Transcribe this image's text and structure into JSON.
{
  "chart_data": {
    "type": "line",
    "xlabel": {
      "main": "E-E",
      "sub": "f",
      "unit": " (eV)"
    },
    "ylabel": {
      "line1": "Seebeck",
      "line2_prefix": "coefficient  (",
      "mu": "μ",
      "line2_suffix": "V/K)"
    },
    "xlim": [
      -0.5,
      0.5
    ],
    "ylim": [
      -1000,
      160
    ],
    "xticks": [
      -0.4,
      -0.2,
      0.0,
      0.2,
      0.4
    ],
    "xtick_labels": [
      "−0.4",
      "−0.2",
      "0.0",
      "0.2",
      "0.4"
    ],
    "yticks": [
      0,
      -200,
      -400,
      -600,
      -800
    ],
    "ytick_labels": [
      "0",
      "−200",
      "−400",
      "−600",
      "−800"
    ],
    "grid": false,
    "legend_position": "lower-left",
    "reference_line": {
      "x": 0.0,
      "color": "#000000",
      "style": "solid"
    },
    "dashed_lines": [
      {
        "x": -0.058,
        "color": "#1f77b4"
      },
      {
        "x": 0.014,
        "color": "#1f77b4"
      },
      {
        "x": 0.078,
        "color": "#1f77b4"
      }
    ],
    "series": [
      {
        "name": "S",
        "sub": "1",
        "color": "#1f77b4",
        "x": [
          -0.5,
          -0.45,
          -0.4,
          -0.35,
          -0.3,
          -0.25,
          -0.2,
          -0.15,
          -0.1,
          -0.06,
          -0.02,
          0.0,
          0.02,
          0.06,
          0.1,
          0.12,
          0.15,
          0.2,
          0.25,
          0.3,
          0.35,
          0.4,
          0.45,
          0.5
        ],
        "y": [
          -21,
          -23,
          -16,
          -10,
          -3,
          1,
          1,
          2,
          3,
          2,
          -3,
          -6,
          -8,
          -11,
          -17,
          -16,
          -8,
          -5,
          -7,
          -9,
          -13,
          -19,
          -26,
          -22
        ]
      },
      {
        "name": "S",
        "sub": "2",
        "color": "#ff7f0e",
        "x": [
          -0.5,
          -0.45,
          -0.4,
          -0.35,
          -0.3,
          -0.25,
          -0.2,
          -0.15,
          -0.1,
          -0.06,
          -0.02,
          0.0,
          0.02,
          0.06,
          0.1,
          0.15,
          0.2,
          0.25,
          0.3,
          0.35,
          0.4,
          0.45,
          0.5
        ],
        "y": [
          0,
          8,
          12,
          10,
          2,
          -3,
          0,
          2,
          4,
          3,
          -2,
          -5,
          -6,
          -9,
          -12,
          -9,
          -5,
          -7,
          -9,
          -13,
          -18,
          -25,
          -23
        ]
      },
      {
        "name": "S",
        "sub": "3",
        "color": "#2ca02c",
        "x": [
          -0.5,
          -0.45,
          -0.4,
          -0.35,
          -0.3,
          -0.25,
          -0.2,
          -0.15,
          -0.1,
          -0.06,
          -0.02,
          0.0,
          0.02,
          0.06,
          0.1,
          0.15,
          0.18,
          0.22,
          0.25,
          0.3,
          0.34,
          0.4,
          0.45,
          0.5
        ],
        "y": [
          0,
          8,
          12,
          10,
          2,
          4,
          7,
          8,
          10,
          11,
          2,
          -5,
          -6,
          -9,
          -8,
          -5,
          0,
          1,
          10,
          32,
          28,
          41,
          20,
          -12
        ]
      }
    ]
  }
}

========

Written exercise — From the listing above, copy out each line where the word "color" appears.

Solution for this task —
      "color": "#000000",
        "color": "#1f77b4"
        "color": "#1f77b4"
        "color": "#1f77b4"
        "color": "#1f77b4",
        "color": "#ff7f0e",
        "color": "#2ca02c",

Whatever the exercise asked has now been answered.